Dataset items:
++++++

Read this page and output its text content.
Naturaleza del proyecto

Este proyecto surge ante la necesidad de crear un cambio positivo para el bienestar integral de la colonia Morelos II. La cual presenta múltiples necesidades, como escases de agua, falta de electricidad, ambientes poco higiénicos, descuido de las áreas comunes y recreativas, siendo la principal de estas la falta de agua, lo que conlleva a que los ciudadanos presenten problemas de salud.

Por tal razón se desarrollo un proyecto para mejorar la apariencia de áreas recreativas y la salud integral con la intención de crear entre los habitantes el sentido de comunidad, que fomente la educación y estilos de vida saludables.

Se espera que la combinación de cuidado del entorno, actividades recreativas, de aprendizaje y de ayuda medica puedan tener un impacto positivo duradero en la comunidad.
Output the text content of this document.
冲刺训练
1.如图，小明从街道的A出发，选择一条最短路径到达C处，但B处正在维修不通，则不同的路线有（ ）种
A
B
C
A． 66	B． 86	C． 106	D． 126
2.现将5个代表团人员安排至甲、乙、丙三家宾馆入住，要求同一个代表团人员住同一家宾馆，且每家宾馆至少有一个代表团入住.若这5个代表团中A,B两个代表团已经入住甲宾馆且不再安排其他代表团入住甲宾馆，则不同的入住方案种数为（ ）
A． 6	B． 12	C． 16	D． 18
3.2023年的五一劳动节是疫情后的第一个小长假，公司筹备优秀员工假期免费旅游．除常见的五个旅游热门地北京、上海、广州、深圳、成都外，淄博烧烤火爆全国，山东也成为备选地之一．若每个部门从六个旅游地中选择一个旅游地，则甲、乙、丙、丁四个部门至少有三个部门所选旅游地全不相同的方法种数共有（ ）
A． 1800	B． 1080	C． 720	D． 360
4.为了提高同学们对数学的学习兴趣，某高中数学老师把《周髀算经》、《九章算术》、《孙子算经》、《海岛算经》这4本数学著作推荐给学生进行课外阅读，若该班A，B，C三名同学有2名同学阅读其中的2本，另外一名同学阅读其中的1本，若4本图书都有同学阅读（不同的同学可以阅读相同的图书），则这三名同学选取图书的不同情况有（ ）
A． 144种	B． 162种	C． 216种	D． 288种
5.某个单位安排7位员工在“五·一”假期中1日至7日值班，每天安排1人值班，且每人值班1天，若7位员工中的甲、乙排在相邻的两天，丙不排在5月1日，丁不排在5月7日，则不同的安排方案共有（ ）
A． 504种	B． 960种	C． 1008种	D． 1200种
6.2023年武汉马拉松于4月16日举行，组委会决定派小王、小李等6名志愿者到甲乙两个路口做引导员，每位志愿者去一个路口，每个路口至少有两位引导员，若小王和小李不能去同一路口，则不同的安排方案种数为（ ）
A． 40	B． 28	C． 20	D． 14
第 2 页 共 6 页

++++++

:: EXERCISE DETAILS ::
Which lines contain "content"? Copy each of them.

:: RESULT ::
Read this page and output its text content.
Output the text content of this document.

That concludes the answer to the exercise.